**** Provided data ****

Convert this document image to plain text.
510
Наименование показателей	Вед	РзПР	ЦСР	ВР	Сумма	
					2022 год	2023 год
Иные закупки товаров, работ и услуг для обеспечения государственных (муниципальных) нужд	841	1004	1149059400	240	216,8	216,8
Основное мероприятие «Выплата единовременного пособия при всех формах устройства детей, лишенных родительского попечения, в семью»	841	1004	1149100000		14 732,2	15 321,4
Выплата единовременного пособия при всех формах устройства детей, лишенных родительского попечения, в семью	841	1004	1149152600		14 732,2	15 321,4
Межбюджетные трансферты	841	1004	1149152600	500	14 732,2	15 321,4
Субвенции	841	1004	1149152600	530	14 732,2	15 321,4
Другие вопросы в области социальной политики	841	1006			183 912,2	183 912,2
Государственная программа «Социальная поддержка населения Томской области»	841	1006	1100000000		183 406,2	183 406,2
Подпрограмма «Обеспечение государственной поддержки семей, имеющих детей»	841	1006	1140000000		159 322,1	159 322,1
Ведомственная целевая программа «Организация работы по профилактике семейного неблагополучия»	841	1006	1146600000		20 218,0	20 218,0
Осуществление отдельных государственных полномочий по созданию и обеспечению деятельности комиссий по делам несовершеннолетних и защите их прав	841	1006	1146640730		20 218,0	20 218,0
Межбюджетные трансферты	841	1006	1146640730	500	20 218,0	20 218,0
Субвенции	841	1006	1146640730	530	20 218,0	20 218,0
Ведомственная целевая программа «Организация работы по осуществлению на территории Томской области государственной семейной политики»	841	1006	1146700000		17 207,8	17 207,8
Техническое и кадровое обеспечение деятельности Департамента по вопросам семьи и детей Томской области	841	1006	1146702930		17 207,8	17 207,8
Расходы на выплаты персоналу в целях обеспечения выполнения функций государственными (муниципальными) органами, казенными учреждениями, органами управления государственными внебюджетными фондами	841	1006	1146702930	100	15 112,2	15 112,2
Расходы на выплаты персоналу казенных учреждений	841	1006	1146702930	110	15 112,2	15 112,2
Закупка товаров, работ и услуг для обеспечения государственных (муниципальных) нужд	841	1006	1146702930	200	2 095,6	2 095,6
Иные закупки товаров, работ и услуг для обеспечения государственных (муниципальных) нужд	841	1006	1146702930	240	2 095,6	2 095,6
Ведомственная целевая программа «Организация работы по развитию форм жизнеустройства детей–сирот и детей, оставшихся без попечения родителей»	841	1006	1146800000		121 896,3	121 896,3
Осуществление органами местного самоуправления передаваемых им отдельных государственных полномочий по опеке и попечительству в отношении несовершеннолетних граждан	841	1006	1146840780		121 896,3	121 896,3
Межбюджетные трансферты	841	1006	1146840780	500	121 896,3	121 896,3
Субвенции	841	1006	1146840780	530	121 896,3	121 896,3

****

Directive:
Transcribe the material above in its entirety. Match it exactly.

Written answer:
Convert this document image to plain text.
510
Наименование показателей	Вед	РзПР	ЦСР	ВР	Сумма	
					2022 год	2023 год
Иные закупки товаров, работ и услуг для обеспечения государственных (муниципальных) нужд	841	1004	1149059400	240	216,8	216,8
Основное мероприятие «Выплата единовременного пособия при всех формах устройства детей, лишенных родительского попечения, в семью»	841	1004	1149100000		14 732,2	15 321,4
Выплата единовременного пособия при всех формах устройства детей, лишенных родительского попечения, в семью	841	1004	1149152600		14 732,2	15 321,4
Межбюджетные трансферты	841	1004	1149152600	500	14 732,2	15 321,4
Субвенции	841	1004	1149152600	530	14 732,2	15 321,4
Другие вопросы в области социальной политики	841	1006			183 912,2	183 912,2
Государственная программа «Социальная поддержка населения Томской области»	841	1006	1100000000		183 406,2	183 406,2
Подпрограмма «Обеспечение государственной поддержки семей, имеющих детей»	841	1006	1140000000		159 322,1	159 322,1
Ведомственная целевая программа «Организация работы по профилактике семейного неблагополучия»	841	1006	1146600000		20 218,0	20 218,0
Осуществление отдельных государственных полномочий по созданию и обеспечению деятельности комиссий по делам несовершеннолетних и защите их прав	841	1006	1146640730		20 218,0	20 218,0
Межбюджетные трансферты	841	1006	1146640730	500	20 218,0	20 218,0
Субвенции	841	1006	1146640730	530	20 218,0	20 218,0
Ведомственная целевая программа «Организация работы по осуществлению на территории Томской области государственной семейной политики»	841	1006	1146700000		17 207,8	17 207,8
Техническое и кадровое обеспечение деятельности Департамента по вопросам семьи и детей Томской области	841	1006	1146702930		17 207,8	17 207,8
Расходы на выплаты персоналу в целях обеспечения выполнения функций государственными (муниципальными) органами, казенными учреждениями, органами управления государственными внебюджетными фондами	841	1006	1146702930	100	15 112,2	15 112,2
Расходы на выплаты персоналу казенных учреждений	841	1006	1146702930	110	15 112,2	15 112,2
Закупка товаров, работ и услуг для обеспечения государственных (муниципальных) нужд	841	1006	1146702930	200	2 095,6	2 095,6
Иные закупки товаров, работ и услуг для обеспечения государственных (муниципальных) нужд	841	1006	1146702930	240	2 095,6	2 095,6
Ведомственная целевая программа «Организация работы по развитию форм жизнеустройства детей–сирот и детей, оставшихся без попечения родителей»	841	1006	1146800000		121 896,3	121 896,3
Осуществление органами местного самоуправления передаваемых им отдельных государственных полномочий по опеке и попечительству в отношении несовершеннолетних граждан	841	1006	1146840780		121 896,3	121 896,3
Межбюджетные трансферты	841	1006	1146840780	500	121 896,3	121 896,3
Субвенции	841	1006	1146840780	530	121 896,3	121 896,3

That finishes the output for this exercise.